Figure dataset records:
--- --- ---

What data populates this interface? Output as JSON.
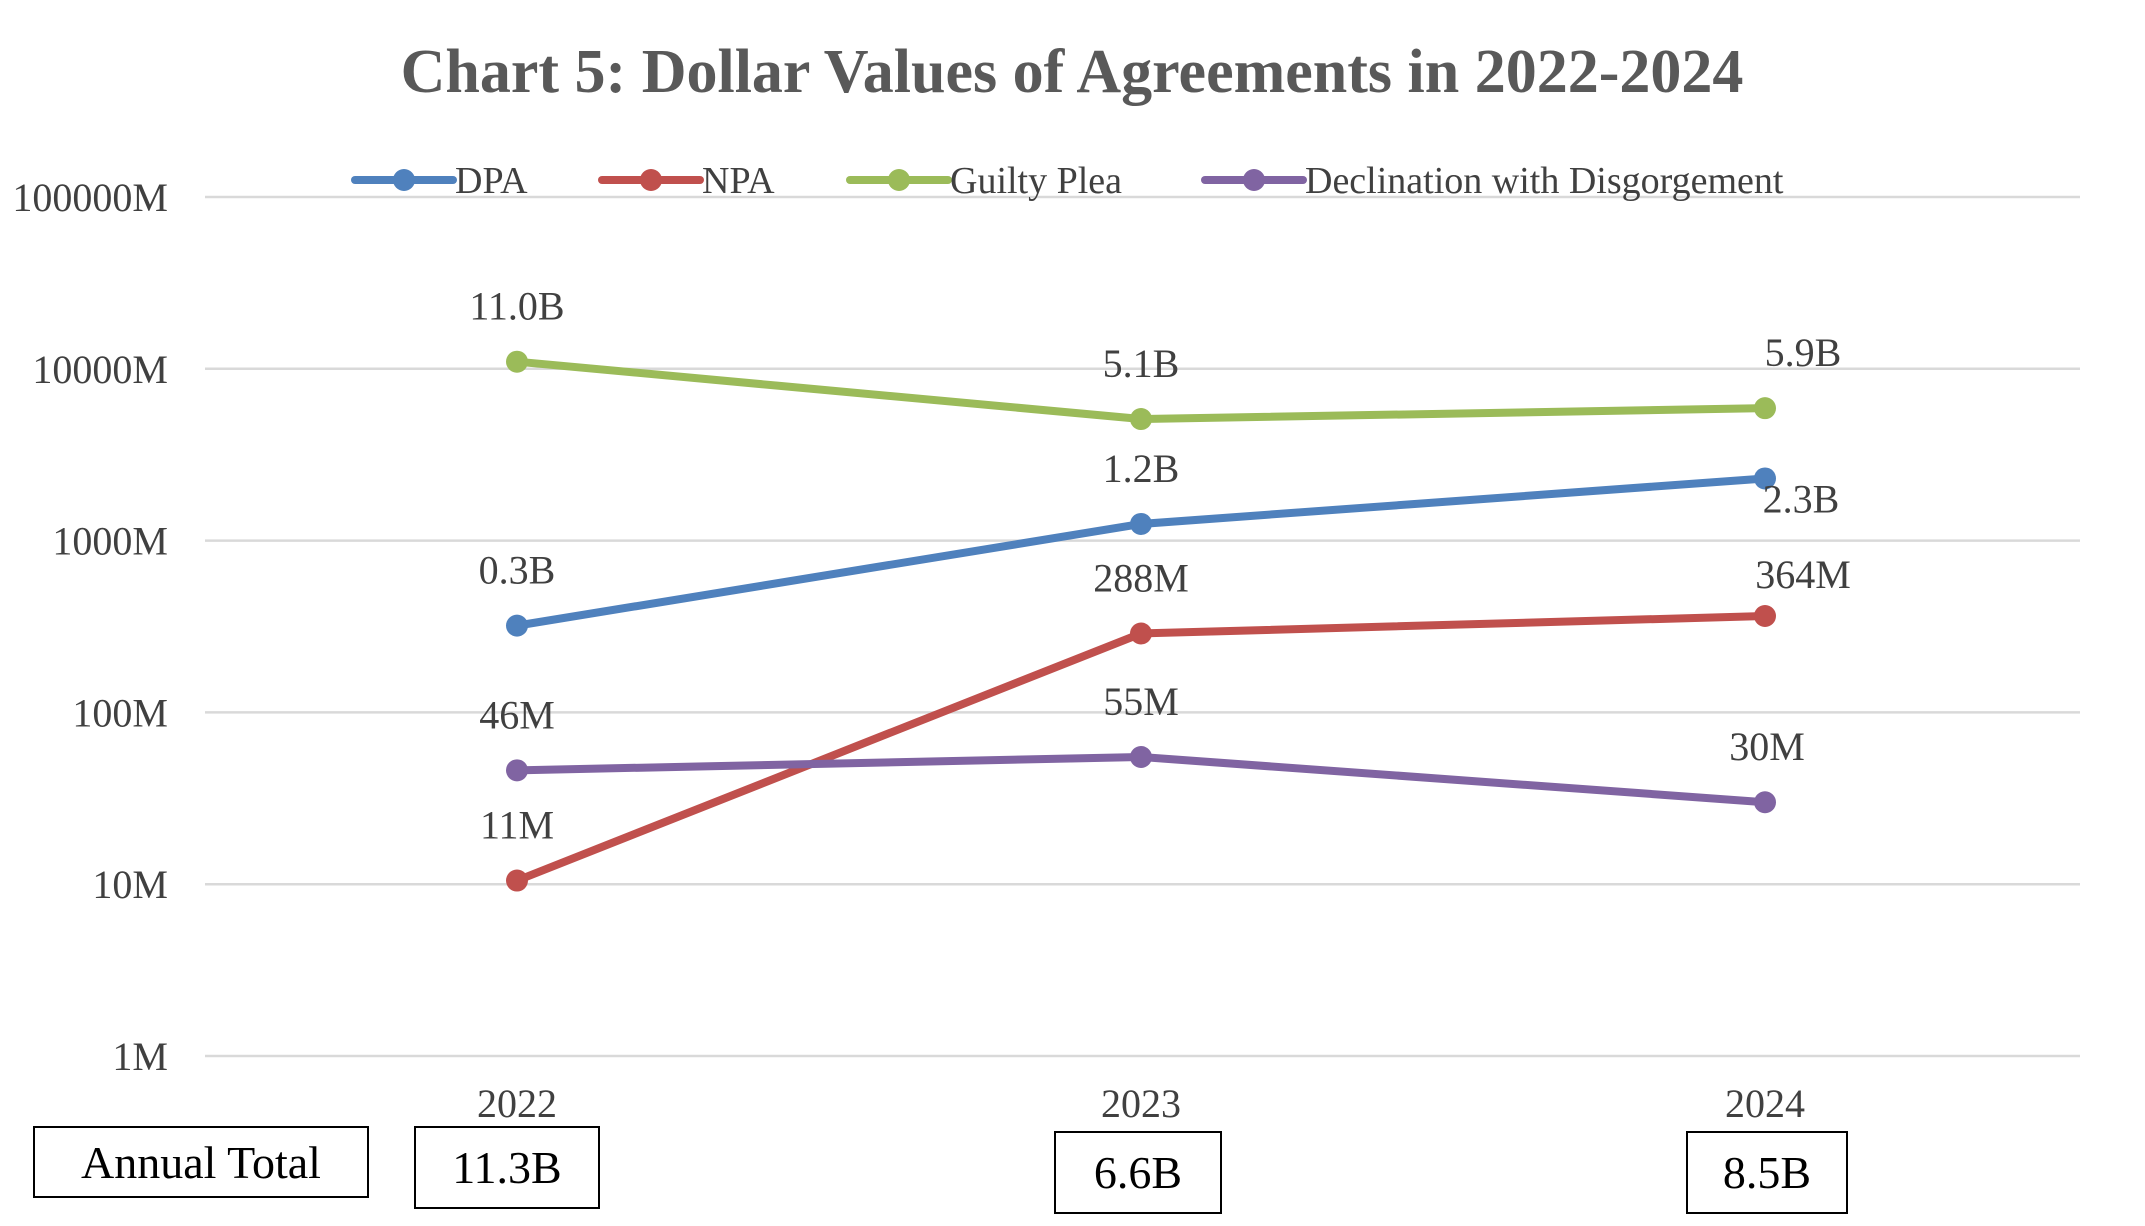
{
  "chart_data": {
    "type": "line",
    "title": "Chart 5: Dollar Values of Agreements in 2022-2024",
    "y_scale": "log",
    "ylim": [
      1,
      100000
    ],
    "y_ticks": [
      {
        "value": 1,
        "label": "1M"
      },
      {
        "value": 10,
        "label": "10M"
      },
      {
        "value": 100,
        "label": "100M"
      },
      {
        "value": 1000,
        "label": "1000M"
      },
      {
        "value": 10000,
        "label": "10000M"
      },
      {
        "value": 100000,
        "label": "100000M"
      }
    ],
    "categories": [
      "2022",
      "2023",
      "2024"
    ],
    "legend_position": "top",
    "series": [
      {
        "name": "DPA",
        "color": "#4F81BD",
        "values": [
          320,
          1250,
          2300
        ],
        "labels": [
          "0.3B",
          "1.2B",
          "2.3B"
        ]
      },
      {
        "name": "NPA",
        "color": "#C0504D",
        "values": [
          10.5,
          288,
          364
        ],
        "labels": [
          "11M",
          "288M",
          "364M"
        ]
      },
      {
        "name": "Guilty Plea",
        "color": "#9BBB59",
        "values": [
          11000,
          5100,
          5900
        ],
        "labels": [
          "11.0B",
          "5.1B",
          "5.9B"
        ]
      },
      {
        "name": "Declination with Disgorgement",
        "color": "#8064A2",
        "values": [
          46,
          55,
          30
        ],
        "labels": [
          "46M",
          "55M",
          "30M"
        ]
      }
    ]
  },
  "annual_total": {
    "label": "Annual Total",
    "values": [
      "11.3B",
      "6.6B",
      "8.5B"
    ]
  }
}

--- --- ---

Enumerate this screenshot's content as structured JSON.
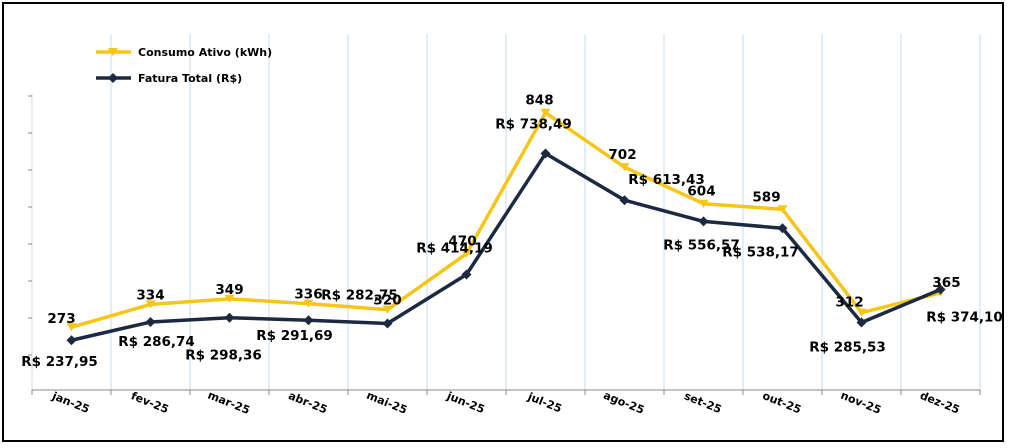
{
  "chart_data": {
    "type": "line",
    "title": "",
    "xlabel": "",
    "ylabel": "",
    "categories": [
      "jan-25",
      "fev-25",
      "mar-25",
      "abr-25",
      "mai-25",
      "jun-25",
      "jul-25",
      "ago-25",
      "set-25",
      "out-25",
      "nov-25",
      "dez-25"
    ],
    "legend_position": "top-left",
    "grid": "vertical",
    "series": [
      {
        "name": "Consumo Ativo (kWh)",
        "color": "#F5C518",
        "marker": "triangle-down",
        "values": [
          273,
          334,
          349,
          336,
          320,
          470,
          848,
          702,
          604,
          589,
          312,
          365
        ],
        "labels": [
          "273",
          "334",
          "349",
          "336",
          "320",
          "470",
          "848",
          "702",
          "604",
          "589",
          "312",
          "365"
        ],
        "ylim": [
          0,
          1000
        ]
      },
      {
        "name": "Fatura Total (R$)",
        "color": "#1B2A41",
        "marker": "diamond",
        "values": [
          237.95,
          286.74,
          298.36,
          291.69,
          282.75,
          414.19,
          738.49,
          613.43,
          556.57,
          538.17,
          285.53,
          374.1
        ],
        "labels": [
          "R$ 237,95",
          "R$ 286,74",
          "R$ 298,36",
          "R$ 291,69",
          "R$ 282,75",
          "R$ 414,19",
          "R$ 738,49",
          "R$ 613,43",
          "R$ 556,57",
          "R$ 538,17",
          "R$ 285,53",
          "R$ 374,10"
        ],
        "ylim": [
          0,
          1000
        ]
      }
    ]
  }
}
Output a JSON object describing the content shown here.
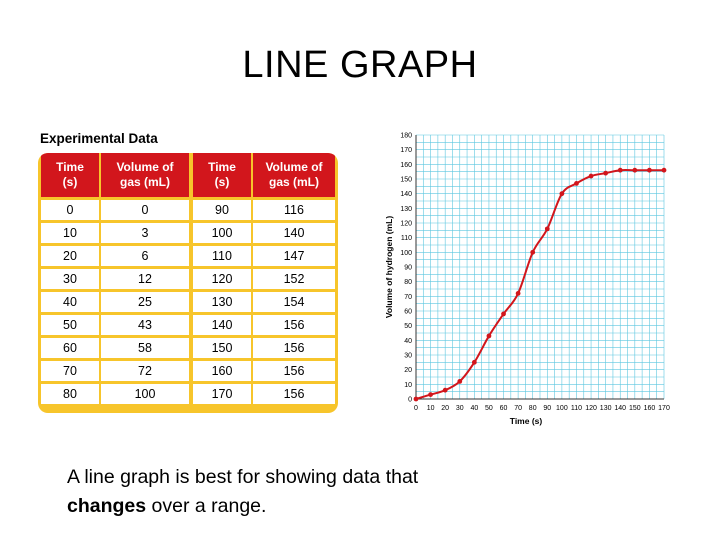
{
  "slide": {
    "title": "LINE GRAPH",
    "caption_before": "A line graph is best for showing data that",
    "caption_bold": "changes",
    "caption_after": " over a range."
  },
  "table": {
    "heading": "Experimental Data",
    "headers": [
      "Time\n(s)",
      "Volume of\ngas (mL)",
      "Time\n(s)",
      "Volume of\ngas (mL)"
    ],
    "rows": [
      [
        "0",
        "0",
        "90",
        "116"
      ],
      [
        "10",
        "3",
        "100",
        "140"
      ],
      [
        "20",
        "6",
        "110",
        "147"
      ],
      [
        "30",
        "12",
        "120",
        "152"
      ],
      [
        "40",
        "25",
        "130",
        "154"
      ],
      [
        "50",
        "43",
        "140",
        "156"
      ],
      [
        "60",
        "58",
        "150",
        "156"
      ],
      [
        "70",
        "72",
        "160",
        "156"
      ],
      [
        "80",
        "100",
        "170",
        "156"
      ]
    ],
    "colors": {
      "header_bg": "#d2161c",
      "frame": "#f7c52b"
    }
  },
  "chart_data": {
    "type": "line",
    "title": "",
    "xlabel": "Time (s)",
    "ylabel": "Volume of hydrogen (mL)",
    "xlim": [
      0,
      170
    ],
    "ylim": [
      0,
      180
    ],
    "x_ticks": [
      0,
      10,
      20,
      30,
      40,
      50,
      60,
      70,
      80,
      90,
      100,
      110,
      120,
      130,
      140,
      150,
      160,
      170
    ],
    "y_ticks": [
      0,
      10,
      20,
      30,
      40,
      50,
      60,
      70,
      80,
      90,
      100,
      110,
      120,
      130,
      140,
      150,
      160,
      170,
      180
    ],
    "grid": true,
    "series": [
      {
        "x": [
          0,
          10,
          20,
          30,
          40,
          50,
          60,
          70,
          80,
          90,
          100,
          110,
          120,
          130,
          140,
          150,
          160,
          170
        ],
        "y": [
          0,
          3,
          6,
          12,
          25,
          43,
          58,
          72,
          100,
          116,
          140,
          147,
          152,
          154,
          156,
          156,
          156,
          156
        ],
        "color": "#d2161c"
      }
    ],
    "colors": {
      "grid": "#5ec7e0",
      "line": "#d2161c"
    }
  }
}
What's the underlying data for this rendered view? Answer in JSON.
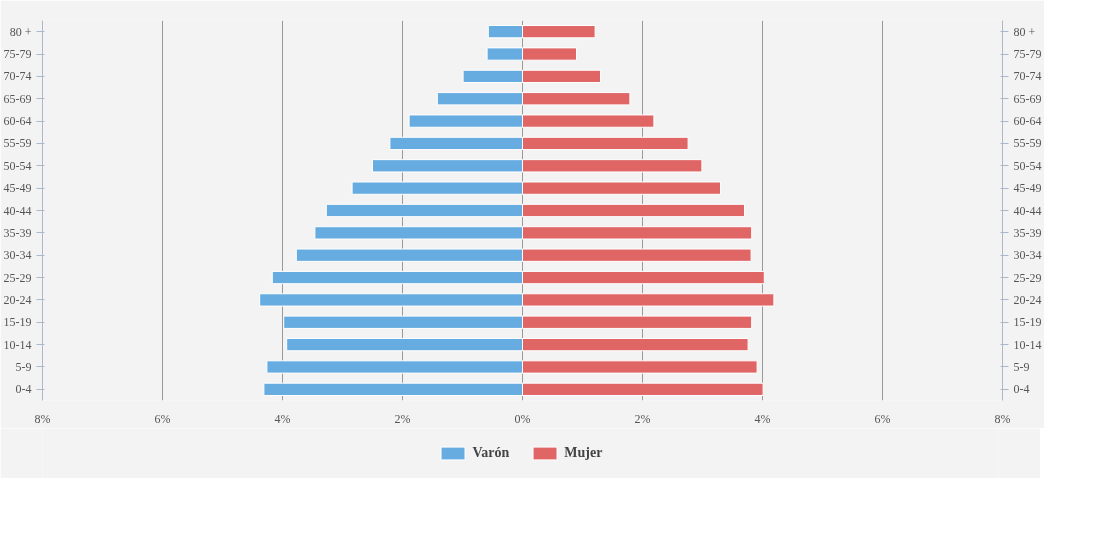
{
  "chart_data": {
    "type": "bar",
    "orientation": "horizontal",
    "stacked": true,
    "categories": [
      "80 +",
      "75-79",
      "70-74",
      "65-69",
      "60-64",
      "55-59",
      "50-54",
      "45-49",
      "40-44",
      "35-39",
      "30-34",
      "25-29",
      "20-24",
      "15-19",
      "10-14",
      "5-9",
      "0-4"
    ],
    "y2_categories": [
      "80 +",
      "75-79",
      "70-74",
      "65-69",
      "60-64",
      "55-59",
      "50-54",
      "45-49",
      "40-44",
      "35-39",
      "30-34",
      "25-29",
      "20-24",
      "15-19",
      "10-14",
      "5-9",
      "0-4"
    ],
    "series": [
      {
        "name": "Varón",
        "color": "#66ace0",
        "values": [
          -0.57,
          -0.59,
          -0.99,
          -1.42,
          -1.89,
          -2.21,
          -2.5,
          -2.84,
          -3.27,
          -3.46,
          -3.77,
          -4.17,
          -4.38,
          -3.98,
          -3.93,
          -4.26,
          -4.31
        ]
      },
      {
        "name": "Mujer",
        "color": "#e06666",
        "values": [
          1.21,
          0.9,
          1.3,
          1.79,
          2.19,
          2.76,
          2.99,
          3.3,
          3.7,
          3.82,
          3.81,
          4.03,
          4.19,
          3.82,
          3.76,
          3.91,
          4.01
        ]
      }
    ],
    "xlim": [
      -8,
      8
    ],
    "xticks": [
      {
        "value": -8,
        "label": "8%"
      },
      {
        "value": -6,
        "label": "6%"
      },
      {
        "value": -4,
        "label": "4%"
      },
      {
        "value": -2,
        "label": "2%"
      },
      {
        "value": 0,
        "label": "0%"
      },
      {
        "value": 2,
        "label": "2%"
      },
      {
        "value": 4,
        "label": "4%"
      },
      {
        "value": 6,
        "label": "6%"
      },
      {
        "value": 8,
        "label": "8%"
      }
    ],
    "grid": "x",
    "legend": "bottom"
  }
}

--- --- ---

▶ **EXERCISE BRIEF**:
Gather each line of the listing containing the word "What" and show it.

▶ **WRITTEN SOLUTION**:
What data populates this interface? Output as JSON.
What's the underlying data for this rendered view? Answer in JSON.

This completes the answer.